- Given problem -
Retype the whole listing below, character for character.

· · ·

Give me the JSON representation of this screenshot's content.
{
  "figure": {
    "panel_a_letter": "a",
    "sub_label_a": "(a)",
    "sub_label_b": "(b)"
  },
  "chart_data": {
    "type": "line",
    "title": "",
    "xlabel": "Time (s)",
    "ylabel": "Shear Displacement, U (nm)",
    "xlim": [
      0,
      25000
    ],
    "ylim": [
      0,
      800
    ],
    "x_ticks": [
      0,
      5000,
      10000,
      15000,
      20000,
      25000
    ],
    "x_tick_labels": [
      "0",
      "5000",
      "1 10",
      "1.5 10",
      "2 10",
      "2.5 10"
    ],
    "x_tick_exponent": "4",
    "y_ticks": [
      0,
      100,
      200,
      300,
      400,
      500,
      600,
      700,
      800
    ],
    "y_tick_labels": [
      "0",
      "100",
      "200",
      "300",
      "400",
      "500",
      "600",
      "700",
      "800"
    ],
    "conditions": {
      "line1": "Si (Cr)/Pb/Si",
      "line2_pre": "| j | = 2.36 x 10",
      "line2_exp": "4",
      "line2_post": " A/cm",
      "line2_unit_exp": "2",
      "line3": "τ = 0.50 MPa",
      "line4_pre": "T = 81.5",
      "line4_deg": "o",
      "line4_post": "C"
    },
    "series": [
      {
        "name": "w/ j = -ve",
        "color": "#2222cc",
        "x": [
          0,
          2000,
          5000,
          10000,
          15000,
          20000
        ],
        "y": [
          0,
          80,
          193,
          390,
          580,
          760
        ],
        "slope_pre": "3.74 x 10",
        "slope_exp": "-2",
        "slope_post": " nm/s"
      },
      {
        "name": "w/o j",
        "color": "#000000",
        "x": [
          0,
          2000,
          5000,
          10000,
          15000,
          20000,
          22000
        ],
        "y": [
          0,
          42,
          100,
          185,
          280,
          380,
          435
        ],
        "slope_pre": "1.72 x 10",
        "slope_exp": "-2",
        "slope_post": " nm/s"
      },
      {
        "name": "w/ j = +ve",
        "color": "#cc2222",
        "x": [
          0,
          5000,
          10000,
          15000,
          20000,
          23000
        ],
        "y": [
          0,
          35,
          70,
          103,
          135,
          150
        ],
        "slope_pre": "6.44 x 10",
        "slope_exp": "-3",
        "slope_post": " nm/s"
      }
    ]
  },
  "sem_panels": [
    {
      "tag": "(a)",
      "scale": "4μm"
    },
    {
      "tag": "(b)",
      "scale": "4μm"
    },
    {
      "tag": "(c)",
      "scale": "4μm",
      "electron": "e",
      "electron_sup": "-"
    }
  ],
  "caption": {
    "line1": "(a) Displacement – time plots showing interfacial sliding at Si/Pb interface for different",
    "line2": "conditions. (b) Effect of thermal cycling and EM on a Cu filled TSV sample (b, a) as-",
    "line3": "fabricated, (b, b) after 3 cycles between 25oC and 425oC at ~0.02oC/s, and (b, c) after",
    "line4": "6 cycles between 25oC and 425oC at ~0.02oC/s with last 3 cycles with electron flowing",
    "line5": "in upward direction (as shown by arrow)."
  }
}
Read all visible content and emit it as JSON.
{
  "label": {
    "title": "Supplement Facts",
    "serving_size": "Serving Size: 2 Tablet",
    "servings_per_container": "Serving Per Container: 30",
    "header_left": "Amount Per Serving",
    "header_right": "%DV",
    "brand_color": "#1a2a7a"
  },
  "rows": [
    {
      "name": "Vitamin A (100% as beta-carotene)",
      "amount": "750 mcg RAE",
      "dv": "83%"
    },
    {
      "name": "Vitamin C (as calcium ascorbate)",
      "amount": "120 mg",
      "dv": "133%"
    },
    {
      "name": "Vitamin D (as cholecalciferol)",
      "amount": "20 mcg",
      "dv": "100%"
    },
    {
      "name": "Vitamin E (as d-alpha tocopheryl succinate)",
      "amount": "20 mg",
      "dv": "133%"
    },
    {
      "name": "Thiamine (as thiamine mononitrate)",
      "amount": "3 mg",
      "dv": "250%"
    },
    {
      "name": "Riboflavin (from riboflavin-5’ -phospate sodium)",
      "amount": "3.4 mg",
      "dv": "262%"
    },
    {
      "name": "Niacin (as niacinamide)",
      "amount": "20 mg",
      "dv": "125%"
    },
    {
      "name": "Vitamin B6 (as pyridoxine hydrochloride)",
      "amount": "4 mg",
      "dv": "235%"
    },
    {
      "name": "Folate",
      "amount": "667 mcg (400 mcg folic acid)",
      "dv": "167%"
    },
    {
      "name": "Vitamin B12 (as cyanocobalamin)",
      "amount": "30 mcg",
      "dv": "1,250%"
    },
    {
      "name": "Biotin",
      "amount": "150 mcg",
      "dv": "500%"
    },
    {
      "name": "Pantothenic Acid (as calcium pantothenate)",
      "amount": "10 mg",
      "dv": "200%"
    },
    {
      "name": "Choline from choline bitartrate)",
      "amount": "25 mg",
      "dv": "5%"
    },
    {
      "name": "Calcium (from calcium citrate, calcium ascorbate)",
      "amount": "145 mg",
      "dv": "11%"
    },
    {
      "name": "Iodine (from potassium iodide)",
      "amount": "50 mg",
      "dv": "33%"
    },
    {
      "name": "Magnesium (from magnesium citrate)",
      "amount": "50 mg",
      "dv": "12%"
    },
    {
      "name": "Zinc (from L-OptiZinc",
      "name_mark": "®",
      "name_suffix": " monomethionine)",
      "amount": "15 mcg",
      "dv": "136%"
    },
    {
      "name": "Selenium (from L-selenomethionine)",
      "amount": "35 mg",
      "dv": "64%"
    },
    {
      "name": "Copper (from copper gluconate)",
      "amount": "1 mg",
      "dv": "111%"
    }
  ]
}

· · ·

- Response below -
Give me the JSON representation of this screenshot's content.
{
  "figure": {
    "panel_a_letter": "a",
    "sub_label_a": "(a)",
    "sub_label_b": "(b)"
  },
  "chart_data": {
    "type": "line",
    "title": "",
    "xlabel": "Time (s)",
    "ylabel": "Shear Displacement, U (nm)",
    "xlim": [
      0,
      25000
    ],
    "ylim": [
      0,
      800
    ],
    "x_ticks": [
      0,
      5000,
      10000,
      15000,
      20000,
      25000
    ],
    "x_tick_labels": [
      "0",
      "5000",
      "1 10",
      "1.5 10",
      "2 10",
      "2.5 10"
    ],
    "x_tick_exponent": "4",
    "y_ticks": [
      0,
      100,
      200,
      300,
      400,
      500,
      600,
      700,
      800
    ],
    "y_tick_labels": [
      "0",
      "100",
      "200",
      "300",
      "400",
      "500",
      "600",
      "700",
      "800"
    ],
    "conditions": {
      "line1": "Si (Cr)/Pb/Si",
      "line2_pre": "| j | = 2.36 x 10",
      "line2_exp": "4",
      "line2_post": " A/cm",
      "line2_unit_exp": "2",
      "line3": "τ = 0.50 MPa",
      "line4_pre": "T = 81.5",
      "line4_deg": "o",
      "line4_post": "C"
    },
    "series": [
      {
        "name": "w/ j = -ve",
        "color": "#2222cc",
        "x": [
          0,
          2000,
          5000,
          10000,
          15000,
          20000
        ],
        "y": [
          0,
          80,
          193,
          390,
          580,
          760
        ],
        "slope_pre": "3.74 x 10",
        "slope_exp": "-2",
        "slope_post": " nm/s"
      },
      {
        "name": "w/o j",
        "color": "#000000",
        "x": [
          0,
          2000,
          5000,
          10000,
          15000,
          20000,
          22000
        ],
        "y": [
          0,
          42,
          100,
          185,
          280,
          380,
          435
        ],
        "slope_pre": "1.72 x 10",
        "slope_exp": "-2",
        "slope_post": " nm/s"
      },
      {
        "name": "w/ j = +ve",
        "color": "#cc2222",
        "x": [
          0,
          5000,
          10000,
          15000,
          20000,
          23000
        ],
        "y": [
          0,
          35,
          70,
          103,
          135,
          150
        ],
        "slope_pre": "6.44 x 10",
        "slope_exp": "-3",
        "slope_post": " nm/s"
      }
    ]
  },
  "sem_panels": [
    {
      "tag": "(a)",
      "scale": "4μm"
    },
    {
      "tag": "(b)",
      "scale": "4μm"
    },
    {
      "tag": "(c)",
      "scale": "4μm",
      "electron": "e",
      "electron_sup": "-"
    }
  ],
  "caption": {
    "line1": "(a) Displacement – time plots showing interfacial sliding at Si/Pb interface for different",
    "line2": "conditions. (b) Effect of thermal cycling and EM on a Cu filled TSV sample (b, a) as-",
    "line3": "fabricated, (b, b) after 3 cycles between 25oC and 425oC at ~0.02oC/s, and (b, c) after",
    "line4": "6 cycles between 25oC and 425oC at ~0.02oC/s with last 3 cycles with electron flowing",
    "line5": "in upward direction (as shown by arrow)."
  }
}
Read all visible content and emit it as JSON.
{
  "label": {
    "title": "Supplement Facts",
    "serving_size": "Serving Size: 2 Tablet",
    "servings_per_container": "Serving Per Container: 30",
    "header_left": "Amount Per Serving",
    "header_right": "%DV",
    "brand_color": "#1a2a7a"
  },
  "rows": [
    {
      "name": "Vitamin A (100% as beta-carotene)",
      "amount": "750 mcg RAE",
      "dv": "83%"
    },
    {
      "name": "Vitamin C (as calcium ascorbate)",
      "amount": "120 mg",
      "dv": "133%"
    },
    {
      "name": "Vitamin D (as cholecalciferol)",
      "amount": "20 mcg",
      "dv": "100%"
    },
    {
      "name": "Vitamin E (as d-alpha tocopheryl succinate)",
      "amount": "20 mg",
      "dv": "133%"
    },
    {
      "name": "Thiamine (as thiamine mononitrate)",
      "amount": "3 mg",
      "dv": "250%"
    },
    {
      "name": "Riboflavin (from riboflavin-5’ -phospate sodium)",
      "amount": "3.4 mg",
      "dv": "262%"
    },
    {
      "name": "Niacin (as niacinamide)",
      "amount": "20 mg",
      "dv": "125%"
    },
    {
      "name": "Vitamin B6 (as pyridoxine hydrochloride)",
      "amount": "4 mg",
      "dv": "235%"
    },
    {
      "name": "Folate",
      "amount": "667 mcg (400 mcg folic acid)",
      "dv": "167%"
    },
    {
      "name": "Vitamin B12 (as cyanocobalamin)",
      "amount": "30 mcg",
      "dv": "1,250%"
    },
    {
      "name": "Biotin",
      "amount": "150 mcg",
      "dv": "500%"
    },
    {
      "name": "Pantothenic Acid (as calcium pantothenate)",
      "amount": "10 mg",
      "dv": "200%"
    },
    {
      "name": "Choline from choline bitartrate)",
      "amount": "25 mg",
      "dv": "5%"
    },
    {
      "name": "Calcium (from calcium citrate, calcium ascorbate)",
      "amount": "145 mg",
      "dv": "11%"
    },
    {
      "name": "Iodine (from potassium iodide)",
      "amount": "50 mg",
      "dv": "33%"
    },
    {
      "name": "Magnesium (from magnesium citrate)",
      "amount": "50 mg",
      "dv": "12%"
    },
    {
      "name": "Zinc (from L-OptiZinc",
      "name_mark": "®",
      "name_suffix": " monomethionine)",
      "amount": "15 mcg",
      "dv": "136%"
    },
    {
      "name": "Selenium (from L-selenomethionine)",
      "amount": "35 mg",
      "dv": "64%"
    },
    {
      "name": "Copper (from copper gluconate)",
      "amount": "1 mg",
      "dv": "111%"
    }
  ]
}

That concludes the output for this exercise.